### What is expected
Where a line in the listing contains the string "Camera", copy that line out.

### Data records
•••••

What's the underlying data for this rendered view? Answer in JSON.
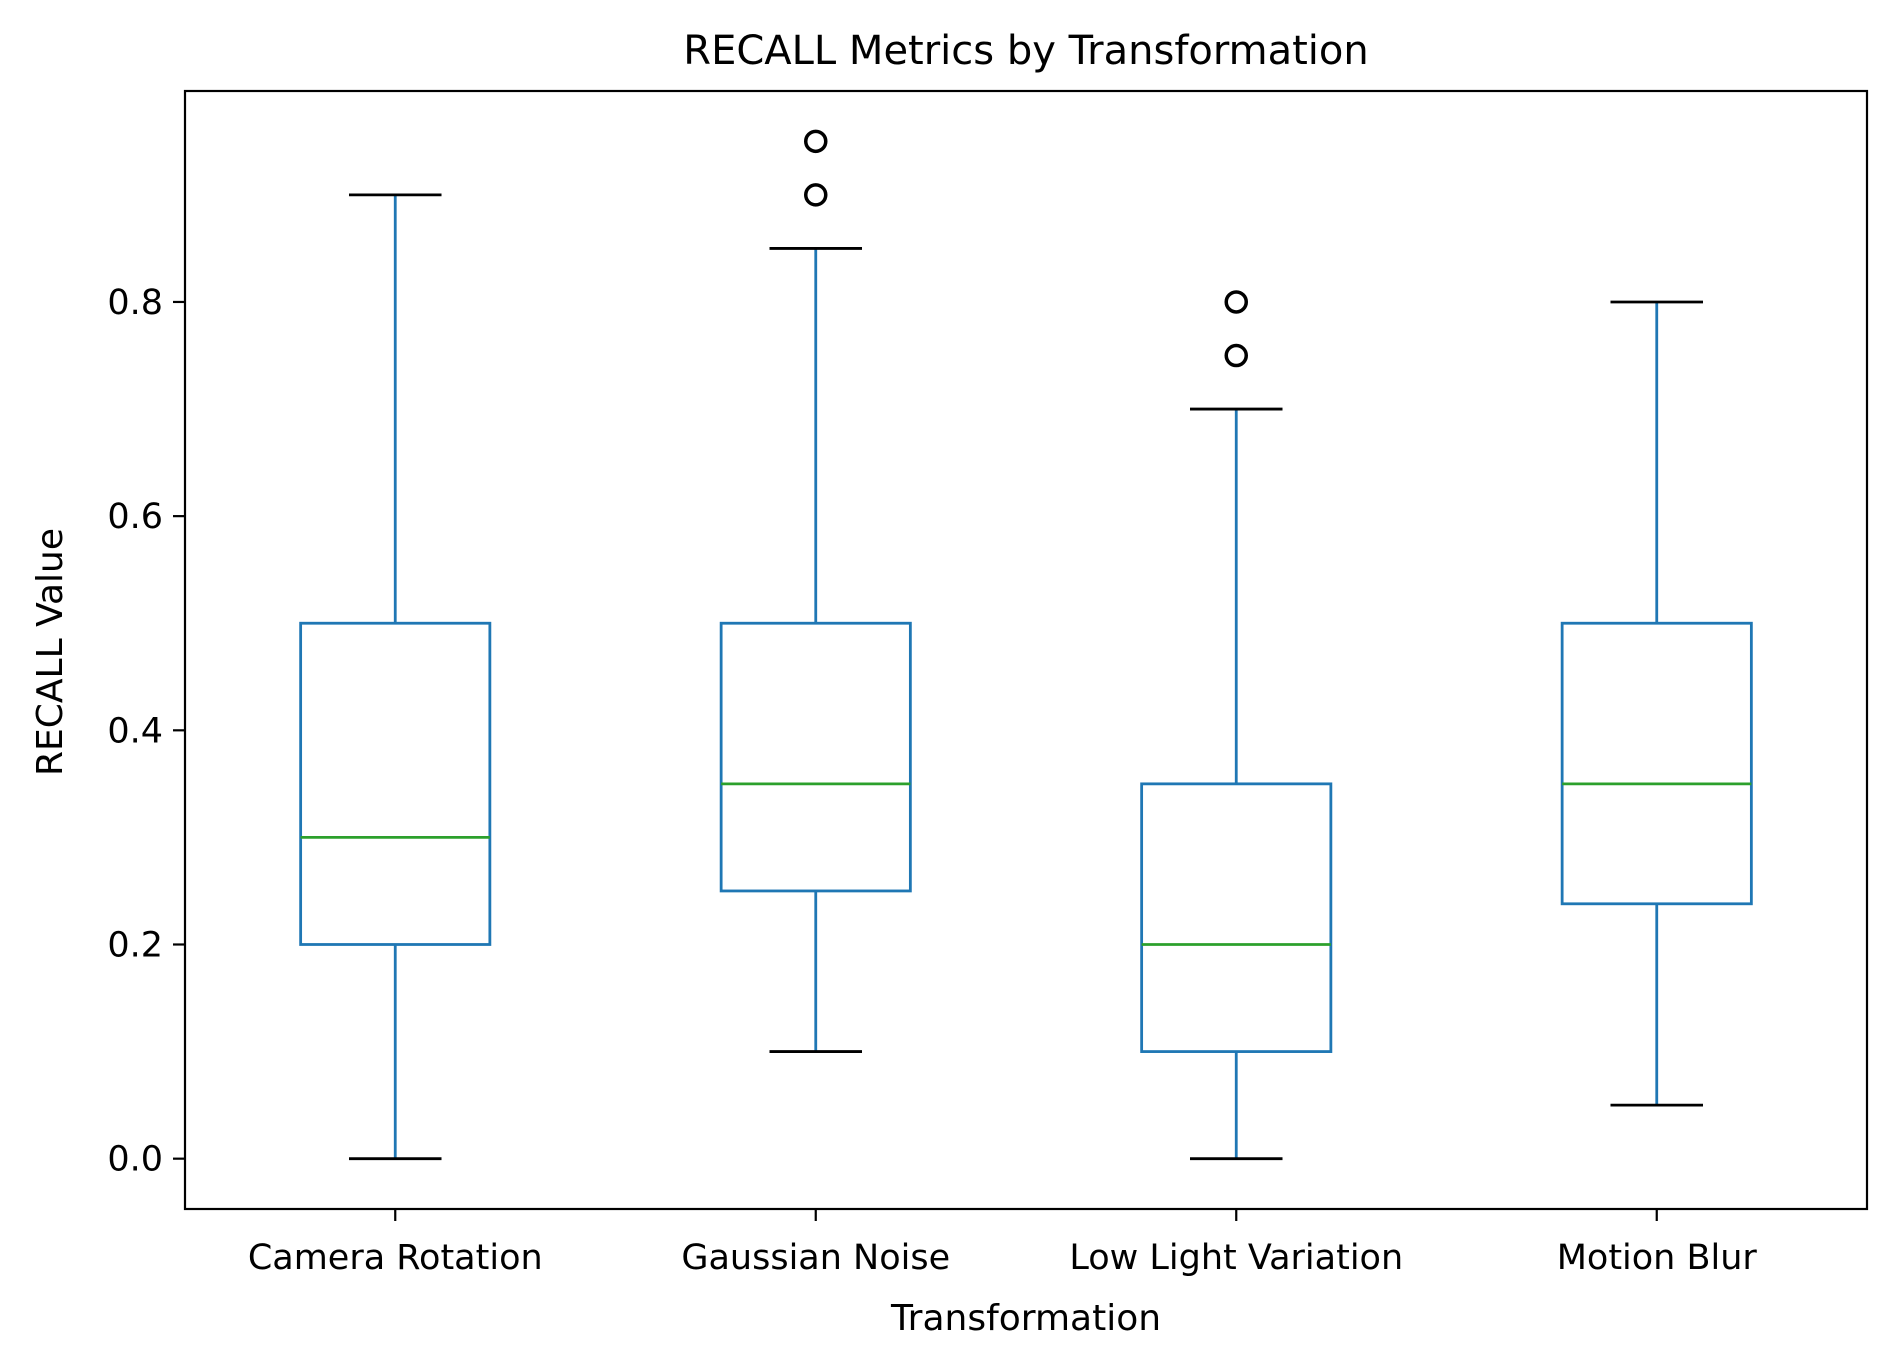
{
  "chart_data": {
    "type": "box",
    "title": "RECALL Metrics by Transformation",
    "xlabel": "Transformation",
    "ylabel": "RECALL Value",
    "ylim": [
      -0.047,
      0.997
    ],
    "yticks": [
      "0.0",
      "0.2",
      "0.4",
      "0.6",
      "0.8"
    ],
    "yticks_values": [
      0.0,
      0.2,
      0.4,
      0.6,
      0.8
    ],
    "grid": false,
    "categories": [
      "Camera Rotation",
      "Gaussian Noise",
      "Low Light Variation",
      "Motion Blur"
    ],
    "boxes": [
      {
        "category": "Camera Rotation",
        "whisker_low": 0.0,
        "q1": 0.2,
        "median": 0.3,
        "q3": 0.5,
        "whisker_high": 0.9,
        "outliers": []
      },
      {
        "category": "Gaussian Noise",
        "whisker_low": 0.1,
        "q1": 0.25,
        "median": 0.35,
        "q3": 0.5,
        "whisker_high": 0.85,
        "outliers": [
          0.9,
          0.95
        ]
      },
      {
        "category": "Low Light Variation",
        "whisker_low": 0.0,
        "q1": 0.1,
        "median": 0.2,
        "q3": 0.35,
        "whisker_high": 0.7,
        "outliers": [
          0.75,
          0.8
        ]
      },
      {
        "category": "Motion Blur",
        "whisker_low": 0.05,
        "q1": 0.238,
        "median": 0.35,
        "q3": 0.5,
        "whisker_high": 0.8,
        "outliers": []
      }
    ],
    "colors": {
      "box": "#1f77b4",
      "median": "#2ca02c",
      "cap": "#000000",
      "outlier": "#000000"
    }
  }
}
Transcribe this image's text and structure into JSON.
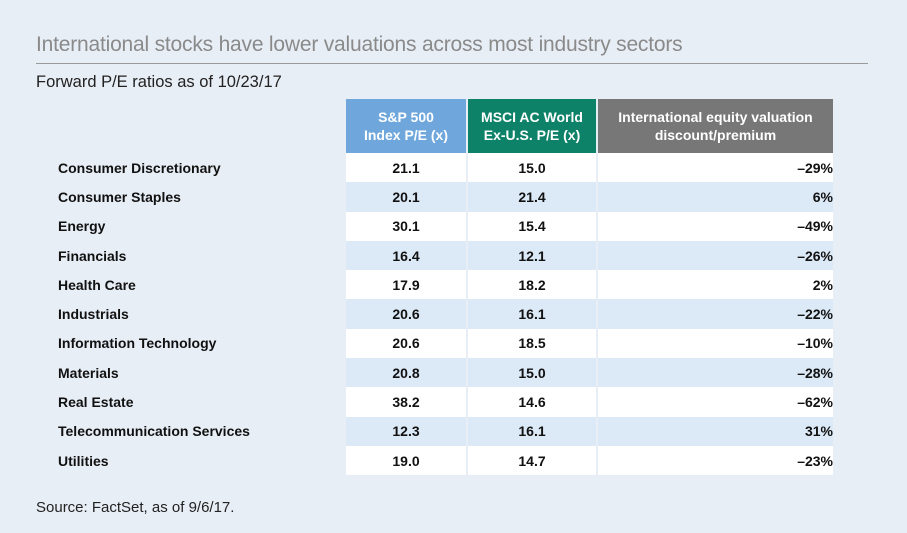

•••••

### Answer to this exercise
      "Camera Rotation",
        "category": "Camera Rotation",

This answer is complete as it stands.